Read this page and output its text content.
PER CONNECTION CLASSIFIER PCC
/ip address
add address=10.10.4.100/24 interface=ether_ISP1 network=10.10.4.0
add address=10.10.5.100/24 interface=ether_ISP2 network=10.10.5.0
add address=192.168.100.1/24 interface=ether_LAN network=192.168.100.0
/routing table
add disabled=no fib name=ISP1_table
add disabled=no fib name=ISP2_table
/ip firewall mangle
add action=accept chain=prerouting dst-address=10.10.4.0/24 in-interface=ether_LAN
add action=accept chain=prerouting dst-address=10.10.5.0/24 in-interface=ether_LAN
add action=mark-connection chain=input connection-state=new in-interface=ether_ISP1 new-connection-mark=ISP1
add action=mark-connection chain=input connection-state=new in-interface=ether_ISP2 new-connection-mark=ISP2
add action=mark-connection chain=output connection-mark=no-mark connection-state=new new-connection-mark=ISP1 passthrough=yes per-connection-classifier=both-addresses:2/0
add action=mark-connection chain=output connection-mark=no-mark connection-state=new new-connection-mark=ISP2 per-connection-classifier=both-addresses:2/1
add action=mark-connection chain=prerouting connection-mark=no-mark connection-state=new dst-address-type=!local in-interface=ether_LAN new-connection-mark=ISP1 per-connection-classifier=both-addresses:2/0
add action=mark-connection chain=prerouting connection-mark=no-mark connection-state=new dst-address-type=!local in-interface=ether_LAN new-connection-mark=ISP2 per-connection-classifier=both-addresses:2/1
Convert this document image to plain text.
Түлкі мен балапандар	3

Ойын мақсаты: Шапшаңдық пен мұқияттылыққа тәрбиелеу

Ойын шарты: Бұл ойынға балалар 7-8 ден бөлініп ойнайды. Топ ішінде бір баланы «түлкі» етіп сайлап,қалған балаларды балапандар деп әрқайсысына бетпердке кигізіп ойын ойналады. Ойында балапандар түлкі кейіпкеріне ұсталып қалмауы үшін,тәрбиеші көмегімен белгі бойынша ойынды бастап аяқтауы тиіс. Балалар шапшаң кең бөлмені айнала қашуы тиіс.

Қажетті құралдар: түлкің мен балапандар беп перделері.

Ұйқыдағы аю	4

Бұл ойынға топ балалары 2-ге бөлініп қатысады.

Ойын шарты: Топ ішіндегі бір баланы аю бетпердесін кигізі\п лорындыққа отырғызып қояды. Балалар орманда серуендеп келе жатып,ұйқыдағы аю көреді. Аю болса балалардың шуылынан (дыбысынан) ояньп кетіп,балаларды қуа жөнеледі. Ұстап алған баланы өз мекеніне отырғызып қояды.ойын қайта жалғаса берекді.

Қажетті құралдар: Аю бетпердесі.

PROBLEM DESCRIPTION: Filter the records above for "text" and copy every matching line.

EXERCISE ANSWER:
Read this page and output its text content.
Convert this document image to plain text.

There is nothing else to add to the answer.